Gather all lines with the word "梁祝文化景区" in them.
** Start of Records for this task **
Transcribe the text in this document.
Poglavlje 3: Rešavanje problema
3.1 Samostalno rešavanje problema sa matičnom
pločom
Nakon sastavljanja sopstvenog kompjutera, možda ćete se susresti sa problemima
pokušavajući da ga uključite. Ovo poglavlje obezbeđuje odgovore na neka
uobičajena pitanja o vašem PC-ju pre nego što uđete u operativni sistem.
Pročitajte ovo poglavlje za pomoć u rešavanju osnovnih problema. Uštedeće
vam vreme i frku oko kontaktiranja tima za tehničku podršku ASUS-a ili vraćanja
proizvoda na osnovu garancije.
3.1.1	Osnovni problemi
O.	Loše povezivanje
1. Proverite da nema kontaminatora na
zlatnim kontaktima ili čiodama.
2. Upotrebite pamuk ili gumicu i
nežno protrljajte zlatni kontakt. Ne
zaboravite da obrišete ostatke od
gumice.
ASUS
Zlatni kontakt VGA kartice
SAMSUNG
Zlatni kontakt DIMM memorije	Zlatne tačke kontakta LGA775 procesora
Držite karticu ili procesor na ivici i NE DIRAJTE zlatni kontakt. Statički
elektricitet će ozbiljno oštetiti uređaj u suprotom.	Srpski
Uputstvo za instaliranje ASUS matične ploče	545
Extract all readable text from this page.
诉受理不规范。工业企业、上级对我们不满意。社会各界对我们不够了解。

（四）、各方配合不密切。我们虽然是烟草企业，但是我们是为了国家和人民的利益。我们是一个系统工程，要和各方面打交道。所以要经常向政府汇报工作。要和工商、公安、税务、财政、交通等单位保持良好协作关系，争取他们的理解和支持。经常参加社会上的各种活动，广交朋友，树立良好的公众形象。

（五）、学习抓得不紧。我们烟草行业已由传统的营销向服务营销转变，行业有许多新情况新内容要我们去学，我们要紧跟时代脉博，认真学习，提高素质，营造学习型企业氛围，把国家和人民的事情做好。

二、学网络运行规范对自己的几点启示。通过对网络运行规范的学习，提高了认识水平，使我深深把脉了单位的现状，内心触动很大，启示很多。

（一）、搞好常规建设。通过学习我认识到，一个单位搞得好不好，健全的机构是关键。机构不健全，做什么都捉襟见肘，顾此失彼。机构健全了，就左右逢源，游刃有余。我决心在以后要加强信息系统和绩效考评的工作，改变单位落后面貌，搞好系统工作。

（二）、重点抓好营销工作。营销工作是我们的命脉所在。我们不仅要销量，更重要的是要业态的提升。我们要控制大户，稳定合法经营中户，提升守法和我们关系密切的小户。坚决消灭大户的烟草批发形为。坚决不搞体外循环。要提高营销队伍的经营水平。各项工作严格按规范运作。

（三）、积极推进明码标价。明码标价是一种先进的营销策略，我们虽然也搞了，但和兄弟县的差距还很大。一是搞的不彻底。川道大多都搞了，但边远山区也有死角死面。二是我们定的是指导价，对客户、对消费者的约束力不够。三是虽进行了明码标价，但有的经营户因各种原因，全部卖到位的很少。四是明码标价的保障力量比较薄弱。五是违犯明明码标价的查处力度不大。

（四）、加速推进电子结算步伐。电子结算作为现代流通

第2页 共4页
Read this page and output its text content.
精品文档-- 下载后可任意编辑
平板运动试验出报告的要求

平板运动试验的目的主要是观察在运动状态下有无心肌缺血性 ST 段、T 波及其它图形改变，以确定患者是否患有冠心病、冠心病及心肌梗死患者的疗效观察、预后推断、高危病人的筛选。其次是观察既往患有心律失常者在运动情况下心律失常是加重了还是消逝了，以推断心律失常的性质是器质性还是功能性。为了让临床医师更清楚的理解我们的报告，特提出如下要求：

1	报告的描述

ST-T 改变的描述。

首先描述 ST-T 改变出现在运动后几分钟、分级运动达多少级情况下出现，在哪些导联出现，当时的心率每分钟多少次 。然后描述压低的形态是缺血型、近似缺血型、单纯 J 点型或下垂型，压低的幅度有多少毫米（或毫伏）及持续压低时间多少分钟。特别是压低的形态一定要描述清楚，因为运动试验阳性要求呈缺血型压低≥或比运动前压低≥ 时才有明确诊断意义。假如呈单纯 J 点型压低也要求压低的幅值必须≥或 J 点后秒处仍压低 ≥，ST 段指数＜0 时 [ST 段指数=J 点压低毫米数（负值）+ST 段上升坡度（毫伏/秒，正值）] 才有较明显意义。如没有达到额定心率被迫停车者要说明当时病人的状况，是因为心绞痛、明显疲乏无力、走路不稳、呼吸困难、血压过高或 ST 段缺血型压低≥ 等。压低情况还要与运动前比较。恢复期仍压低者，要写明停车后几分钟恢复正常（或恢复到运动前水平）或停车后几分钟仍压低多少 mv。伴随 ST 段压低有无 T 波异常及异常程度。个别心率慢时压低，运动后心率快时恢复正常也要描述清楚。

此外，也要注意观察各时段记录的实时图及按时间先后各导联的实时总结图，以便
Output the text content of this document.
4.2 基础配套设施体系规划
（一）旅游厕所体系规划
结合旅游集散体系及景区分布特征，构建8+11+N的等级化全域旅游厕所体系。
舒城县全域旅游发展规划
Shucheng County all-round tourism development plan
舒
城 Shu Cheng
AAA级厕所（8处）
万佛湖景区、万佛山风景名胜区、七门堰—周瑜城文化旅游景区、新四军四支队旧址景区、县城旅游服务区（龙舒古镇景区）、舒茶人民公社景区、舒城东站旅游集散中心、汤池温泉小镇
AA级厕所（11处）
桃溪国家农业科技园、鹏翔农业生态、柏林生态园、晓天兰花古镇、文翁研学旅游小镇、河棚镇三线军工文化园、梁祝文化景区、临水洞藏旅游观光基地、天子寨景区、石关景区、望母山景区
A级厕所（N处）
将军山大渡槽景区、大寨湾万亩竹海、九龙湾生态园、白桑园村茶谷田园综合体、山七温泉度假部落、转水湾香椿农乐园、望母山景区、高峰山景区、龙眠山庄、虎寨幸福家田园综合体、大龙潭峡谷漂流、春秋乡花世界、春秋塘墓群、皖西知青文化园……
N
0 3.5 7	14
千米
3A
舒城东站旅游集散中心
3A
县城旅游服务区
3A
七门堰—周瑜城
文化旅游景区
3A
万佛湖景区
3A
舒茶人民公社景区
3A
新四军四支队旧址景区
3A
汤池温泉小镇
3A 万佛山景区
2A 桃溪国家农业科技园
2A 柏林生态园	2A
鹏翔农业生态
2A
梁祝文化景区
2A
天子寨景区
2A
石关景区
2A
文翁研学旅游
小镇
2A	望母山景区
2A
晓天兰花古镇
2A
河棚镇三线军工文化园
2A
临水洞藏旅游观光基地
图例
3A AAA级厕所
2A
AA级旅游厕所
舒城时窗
** End of Records for this task **
Response to this exercise:
桃溪国家农业科技园、鹏翔农业生态、柏林生态园、晓天兰花古镇、文翁研学旅游小镇、河棚镇三线军工文化园、梁祝文化景区、临水洞藏旅游观光基地、天子寨景区、石关景区、望母山景区
梁祝文化景区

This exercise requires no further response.